• Task to complete: Copy the entries verbatim, starting from the first line and ending with the line containing "431, 259, 443]", with both of those lines included.

Layout coordinate data:
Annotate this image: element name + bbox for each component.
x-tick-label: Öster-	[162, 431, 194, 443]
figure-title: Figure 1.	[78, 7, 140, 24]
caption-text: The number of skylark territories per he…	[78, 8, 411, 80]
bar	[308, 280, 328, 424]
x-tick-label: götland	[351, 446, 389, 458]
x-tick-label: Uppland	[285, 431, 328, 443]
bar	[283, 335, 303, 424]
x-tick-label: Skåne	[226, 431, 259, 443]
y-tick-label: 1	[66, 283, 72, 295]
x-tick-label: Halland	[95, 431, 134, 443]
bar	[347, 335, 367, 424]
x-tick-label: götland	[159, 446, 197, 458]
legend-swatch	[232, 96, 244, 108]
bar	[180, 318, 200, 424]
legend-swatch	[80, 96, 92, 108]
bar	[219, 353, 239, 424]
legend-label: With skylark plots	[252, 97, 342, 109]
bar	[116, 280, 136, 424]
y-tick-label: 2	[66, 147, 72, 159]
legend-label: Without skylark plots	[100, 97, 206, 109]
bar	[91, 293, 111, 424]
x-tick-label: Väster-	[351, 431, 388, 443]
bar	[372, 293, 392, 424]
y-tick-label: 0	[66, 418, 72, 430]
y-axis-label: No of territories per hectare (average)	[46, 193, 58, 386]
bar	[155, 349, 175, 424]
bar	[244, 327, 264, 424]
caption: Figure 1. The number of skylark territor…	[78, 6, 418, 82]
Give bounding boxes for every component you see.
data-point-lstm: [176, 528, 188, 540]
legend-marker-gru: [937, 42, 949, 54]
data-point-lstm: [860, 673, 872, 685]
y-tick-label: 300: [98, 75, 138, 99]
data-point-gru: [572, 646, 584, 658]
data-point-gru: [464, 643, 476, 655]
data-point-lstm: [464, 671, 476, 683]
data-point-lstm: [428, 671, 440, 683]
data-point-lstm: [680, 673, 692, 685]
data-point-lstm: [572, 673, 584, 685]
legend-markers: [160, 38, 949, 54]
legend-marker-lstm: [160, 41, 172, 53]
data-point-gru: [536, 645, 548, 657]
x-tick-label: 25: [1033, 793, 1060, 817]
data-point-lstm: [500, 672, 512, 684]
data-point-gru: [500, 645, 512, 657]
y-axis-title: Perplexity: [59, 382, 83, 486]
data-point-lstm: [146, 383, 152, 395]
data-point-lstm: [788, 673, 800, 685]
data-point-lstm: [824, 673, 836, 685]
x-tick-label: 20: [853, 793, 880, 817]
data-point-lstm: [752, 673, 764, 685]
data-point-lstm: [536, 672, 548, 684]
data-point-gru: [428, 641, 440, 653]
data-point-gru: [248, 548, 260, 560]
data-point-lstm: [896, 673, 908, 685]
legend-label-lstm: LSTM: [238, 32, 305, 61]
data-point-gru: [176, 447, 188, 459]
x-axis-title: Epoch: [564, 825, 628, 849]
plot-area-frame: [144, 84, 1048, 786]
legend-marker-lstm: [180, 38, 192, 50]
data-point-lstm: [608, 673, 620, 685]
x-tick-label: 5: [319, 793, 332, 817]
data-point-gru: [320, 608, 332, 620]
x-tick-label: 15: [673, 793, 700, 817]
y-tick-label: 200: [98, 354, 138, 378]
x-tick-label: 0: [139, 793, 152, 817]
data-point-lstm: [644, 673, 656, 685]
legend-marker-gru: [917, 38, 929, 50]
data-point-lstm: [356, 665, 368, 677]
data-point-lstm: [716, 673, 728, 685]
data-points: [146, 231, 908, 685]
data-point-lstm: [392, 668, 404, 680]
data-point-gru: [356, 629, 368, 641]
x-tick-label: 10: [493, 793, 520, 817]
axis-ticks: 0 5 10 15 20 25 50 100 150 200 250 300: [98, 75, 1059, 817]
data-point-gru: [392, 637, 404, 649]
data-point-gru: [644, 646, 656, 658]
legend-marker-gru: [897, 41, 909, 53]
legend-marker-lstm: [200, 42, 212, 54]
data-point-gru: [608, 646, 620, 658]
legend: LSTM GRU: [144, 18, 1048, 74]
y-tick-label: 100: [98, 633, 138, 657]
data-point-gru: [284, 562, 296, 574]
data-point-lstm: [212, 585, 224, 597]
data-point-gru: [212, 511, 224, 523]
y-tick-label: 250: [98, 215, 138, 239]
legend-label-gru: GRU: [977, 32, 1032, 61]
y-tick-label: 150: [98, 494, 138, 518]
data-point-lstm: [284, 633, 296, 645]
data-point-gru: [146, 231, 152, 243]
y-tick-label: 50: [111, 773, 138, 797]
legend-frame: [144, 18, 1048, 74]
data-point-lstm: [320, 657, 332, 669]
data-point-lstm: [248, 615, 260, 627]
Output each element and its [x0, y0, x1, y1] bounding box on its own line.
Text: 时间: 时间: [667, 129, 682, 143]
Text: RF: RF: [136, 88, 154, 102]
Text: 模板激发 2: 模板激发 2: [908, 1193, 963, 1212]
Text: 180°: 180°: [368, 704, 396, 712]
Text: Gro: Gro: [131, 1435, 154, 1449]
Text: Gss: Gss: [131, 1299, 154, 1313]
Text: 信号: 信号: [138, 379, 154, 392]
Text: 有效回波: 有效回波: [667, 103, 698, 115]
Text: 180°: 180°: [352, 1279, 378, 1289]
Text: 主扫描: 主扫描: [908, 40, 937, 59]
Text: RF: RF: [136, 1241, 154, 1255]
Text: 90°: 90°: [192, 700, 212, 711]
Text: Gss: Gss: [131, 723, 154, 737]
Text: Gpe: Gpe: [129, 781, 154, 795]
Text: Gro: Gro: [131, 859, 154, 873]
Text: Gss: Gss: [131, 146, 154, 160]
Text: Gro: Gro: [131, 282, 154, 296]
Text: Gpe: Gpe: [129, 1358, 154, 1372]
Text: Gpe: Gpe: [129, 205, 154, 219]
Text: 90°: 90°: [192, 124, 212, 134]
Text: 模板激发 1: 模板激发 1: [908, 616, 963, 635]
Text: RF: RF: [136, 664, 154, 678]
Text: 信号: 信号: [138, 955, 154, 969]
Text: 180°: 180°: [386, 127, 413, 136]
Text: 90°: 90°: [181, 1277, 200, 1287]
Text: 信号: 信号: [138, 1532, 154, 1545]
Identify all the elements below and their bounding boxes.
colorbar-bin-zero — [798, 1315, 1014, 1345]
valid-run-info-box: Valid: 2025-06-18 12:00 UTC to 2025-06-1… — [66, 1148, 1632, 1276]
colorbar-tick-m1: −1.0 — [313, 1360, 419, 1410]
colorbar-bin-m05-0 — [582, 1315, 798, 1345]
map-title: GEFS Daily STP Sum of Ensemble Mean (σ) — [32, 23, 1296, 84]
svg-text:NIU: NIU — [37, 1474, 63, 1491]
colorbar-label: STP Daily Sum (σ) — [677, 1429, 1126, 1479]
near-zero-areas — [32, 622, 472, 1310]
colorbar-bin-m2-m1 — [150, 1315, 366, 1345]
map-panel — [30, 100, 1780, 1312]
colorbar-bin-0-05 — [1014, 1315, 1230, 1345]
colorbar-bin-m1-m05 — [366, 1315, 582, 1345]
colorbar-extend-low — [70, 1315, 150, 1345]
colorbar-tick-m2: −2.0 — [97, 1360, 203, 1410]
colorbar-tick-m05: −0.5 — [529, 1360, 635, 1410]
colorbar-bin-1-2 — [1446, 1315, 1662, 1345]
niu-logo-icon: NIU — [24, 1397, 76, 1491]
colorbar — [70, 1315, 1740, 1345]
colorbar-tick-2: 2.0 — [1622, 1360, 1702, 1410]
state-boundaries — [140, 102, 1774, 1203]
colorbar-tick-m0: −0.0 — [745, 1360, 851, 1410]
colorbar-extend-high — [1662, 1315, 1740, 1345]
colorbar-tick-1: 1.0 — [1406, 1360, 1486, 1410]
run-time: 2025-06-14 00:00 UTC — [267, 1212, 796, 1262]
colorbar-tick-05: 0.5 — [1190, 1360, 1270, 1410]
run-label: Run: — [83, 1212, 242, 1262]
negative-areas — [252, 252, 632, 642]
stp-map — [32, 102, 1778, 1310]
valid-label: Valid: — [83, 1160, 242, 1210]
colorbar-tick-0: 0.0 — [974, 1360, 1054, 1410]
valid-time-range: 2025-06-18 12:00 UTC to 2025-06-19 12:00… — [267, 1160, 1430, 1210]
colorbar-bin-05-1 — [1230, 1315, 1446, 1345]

• Result of the task:
Annotate this image: element name + bbox for each component.
x-tick-label: Öster-	[162, 431, 194, 443]
figure-title: Figure 1.	[78, 7, 140, 24]
caption-text: The number of skylark territories per he…	[78, 8, 411, 80]
bar	[308, 280, 328, 424]
x-tick-label: götland	[351, 446, 389, 458]
x-tick-label: Uppland	[285, 431, 328, 443]
bar	[283, 335, 303, 424]
x-tick-label: Skåne	[226, 431, 259, 443]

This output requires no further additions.